SELECTED TEXT:
**********

Data Collection and Analysis

Before the NJIT-EWB team visited the Hôpital Sacré Coeur, a questionnaire was prepared for the information to be collected. These included the cause of the problem, the best location to build the waste facility, information on local soil type, type of the currently used toilet, locally available construction material for the eco-toilet, availability of local labor, groundwater level, suitable locations to discharge treated wastewater or availability of a leaching field for septic tank, local water quality standard or regulations on wastewater discharge limit, number of daily users of the current latrine and design constraints. The required information was gathered from the hospital administrators and the mayor’s office. This information was used in following sections.

**********

Bounding box prediction data:
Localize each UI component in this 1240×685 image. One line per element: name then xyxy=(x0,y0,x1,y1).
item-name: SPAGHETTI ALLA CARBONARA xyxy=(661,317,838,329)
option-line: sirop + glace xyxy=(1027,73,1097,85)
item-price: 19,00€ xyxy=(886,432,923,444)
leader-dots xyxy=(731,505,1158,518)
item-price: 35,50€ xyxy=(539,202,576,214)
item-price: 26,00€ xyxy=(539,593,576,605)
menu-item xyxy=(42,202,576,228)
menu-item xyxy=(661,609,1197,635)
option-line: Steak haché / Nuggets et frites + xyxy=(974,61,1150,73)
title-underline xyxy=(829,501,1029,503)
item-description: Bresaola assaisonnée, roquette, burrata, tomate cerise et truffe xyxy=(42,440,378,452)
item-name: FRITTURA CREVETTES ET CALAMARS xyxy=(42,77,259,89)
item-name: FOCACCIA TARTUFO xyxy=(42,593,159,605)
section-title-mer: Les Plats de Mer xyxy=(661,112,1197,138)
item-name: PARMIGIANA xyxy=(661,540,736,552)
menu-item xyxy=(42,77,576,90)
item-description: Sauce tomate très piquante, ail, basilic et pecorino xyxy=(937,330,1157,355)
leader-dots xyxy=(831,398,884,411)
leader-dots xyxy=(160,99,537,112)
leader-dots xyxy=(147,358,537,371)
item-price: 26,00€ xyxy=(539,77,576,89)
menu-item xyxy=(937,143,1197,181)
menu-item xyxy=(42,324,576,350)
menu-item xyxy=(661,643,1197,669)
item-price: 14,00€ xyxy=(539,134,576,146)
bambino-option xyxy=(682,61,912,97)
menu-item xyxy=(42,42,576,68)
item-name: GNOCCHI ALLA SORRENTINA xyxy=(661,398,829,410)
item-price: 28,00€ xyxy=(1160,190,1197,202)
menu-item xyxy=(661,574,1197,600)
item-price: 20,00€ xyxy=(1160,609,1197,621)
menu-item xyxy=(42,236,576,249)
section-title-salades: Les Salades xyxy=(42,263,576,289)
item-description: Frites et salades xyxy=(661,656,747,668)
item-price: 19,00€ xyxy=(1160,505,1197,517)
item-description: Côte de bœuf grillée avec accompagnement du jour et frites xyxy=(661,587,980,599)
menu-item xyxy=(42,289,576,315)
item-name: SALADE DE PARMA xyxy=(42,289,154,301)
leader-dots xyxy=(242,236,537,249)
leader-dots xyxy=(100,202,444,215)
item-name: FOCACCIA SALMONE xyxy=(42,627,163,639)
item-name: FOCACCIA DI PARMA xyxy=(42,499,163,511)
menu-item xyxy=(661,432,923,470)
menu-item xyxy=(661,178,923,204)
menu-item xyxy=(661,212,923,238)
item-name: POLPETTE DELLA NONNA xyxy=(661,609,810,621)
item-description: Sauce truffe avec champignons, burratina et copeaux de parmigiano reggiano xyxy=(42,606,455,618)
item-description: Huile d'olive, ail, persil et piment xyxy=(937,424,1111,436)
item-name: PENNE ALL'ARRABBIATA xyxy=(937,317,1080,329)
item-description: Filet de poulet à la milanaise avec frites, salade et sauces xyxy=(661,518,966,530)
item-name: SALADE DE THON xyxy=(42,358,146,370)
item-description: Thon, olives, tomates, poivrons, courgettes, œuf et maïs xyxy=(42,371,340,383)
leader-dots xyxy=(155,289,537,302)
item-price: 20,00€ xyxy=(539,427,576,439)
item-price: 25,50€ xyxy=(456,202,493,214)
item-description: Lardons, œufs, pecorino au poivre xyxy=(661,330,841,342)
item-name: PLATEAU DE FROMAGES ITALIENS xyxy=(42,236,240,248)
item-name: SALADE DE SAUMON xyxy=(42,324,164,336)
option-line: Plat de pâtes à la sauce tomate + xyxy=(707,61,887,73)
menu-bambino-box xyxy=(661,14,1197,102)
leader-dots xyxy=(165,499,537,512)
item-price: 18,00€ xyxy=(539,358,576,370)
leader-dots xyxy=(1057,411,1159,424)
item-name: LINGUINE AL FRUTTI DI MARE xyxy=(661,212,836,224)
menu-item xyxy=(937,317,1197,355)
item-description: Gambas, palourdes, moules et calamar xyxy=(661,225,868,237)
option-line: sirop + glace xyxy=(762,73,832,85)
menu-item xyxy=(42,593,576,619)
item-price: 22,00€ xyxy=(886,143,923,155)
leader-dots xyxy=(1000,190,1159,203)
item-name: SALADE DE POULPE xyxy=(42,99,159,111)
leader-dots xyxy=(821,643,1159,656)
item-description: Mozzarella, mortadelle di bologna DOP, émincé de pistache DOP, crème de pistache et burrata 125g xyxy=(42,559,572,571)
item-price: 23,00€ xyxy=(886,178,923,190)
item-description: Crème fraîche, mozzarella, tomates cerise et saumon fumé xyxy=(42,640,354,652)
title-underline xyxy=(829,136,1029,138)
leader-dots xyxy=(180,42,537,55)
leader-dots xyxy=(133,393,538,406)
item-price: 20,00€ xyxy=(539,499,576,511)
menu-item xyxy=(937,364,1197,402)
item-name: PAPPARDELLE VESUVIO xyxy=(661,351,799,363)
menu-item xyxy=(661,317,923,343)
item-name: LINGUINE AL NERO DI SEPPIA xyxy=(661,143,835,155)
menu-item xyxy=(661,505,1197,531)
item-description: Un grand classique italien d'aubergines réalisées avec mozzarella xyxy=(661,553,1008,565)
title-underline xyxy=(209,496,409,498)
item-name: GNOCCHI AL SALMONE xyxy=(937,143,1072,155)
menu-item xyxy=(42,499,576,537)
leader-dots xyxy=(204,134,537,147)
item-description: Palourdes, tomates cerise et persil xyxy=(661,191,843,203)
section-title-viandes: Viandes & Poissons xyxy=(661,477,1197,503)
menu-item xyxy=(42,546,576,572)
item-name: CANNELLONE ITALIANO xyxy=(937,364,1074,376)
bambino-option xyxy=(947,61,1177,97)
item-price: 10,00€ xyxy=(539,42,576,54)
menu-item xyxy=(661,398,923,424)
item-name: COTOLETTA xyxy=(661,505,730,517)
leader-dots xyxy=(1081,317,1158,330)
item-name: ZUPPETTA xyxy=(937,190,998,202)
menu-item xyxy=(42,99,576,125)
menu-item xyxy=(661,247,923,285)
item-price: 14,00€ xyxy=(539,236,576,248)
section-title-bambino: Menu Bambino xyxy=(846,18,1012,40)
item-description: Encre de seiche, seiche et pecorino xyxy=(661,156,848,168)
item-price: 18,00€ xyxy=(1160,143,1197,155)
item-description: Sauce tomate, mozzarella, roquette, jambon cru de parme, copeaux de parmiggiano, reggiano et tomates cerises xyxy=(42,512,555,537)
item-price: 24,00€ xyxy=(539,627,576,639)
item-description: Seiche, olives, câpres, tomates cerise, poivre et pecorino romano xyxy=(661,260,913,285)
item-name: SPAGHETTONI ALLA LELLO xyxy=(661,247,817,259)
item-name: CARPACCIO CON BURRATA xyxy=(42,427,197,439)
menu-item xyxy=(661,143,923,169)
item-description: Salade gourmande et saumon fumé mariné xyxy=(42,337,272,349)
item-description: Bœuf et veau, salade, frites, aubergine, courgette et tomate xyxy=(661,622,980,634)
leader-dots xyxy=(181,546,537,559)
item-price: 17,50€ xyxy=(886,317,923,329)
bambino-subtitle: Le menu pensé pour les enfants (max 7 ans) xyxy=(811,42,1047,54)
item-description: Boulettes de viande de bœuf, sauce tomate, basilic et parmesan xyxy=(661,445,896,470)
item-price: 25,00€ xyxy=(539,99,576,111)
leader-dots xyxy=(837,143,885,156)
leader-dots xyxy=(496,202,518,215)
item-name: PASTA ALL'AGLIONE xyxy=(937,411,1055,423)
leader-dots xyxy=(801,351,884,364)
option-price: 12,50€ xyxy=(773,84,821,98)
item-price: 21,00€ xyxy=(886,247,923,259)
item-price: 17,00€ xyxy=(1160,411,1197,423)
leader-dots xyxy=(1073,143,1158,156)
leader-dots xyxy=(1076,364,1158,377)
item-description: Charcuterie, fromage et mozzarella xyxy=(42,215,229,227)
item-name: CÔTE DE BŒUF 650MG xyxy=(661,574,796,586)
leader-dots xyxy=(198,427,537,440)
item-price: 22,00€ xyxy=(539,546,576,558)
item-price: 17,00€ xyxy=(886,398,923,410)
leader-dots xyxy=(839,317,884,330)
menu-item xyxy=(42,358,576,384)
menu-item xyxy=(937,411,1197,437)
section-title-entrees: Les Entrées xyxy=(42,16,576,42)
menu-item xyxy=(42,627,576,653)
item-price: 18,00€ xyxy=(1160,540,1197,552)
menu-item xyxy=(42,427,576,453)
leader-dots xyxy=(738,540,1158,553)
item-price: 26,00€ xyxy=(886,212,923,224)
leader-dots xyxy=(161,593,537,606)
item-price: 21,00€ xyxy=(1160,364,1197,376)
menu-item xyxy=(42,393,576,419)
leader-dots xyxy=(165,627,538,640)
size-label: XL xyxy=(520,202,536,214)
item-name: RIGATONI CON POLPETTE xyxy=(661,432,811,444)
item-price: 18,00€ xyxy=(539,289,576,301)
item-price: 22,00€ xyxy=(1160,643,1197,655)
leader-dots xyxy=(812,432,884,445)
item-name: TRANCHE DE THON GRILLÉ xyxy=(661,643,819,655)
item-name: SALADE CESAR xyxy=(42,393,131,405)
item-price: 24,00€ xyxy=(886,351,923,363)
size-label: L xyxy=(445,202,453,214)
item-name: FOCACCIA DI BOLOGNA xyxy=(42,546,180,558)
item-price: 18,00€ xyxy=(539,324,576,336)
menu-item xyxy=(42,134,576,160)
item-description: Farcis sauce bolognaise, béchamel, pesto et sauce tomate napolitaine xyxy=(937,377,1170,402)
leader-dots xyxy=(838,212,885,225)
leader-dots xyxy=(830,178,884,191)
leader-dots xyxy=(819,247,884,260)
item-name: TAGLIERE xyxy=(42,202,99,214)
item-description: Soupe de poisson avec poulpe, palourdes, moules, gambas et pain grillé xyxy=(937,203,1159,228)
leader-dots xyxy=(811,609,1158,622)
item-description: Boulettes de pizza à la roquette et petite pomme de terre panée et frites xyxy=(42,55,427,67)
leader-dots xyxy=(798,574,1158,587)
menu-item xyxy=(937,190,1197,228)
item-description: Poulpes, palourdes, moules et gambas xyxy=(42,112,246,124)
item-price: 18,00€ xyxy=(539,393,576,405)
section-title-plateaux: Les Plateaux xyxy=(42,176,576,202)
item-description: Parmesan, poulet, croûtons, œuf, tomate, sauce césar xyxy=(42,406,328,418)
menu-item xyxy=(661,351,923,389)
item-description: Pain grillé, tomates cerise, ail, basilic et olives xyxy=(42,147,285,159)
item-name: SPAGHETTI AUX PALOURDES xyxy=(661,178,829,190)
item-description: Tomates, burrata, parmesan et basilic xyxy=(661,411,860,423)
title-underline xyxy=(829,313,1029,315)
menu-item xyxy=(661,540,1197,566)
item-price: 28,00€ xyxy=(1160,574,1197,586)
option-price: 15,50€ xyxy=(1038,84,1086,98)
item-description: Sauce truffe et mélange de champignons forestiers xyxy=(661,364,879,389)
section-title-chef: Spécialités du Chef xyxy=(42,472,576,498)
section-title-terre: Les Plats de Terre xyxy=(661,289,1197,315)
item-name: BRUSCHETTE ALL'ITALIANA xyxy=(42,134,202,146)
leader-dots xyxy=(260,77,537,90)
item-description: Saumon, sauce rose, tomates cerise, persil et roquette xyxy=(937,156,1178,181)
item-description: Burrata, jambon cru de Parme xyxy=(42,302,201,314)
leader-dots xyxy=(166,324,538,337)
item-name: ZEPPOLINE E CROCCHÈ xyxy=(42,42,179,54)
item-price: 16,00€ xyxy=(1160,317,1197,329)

**********

WORK INSTRUCTIONS:
**a.** Decide whether each statement agrees with the data collection text, answering yes or no and quoting the deciding words from the text: (i) The questionnaire was prepared after the team visited the hospital. (ii) The information was gathered from the hospital administrators and the mayor's office. (iii) Groundwater level was among the information to be collected.
**b.** Reproduce the data collection text from "Before the NJIT-EWB" up to and including "in following sections.".
**c.** Answer these questions using the data collection text:
(i) Which hospital did the NJIT-EWB team visit?
(ii) From whom was the required information gathered?
(iii) Where was this information used?
None of the data is needed to complete this work.

SOLUTIONS BELOW:
**a.**
(i) No: "Before the NJIT-EWB team visited the Hôpital Sacré Coeur, a questionnaire was prepared"
(ii) Yes: "The required information was gathered from the hospital administrators and the mayor’s office."
(iii) Yes: "groundwater level"

**b.**
Before the NJIT-EWB team visited the Hôpital Sacré Coeur, a questionnaire was prepared for the information to be collected. These included the cause of the problem, the best location to build the waste facility, information on local soil type, type of the currently used toilet, locally available construction material for the eco-toilet, availability of local labor, groundwater level, suitable locations to discharge treated wastewater or availability of a leaching field for septic tank, local water quality standard or regulations on wastewater discharge limit, number of daily users of the current latrine and design constraints. The required information was gathered from the hospital administrators and the mayor’s office. This information was used in following sections.

**c.**
(i) The Hôpital Sacré Coeur.
(ii) From the hospital administrators and the mayor’s office.
(iii) In the following sections.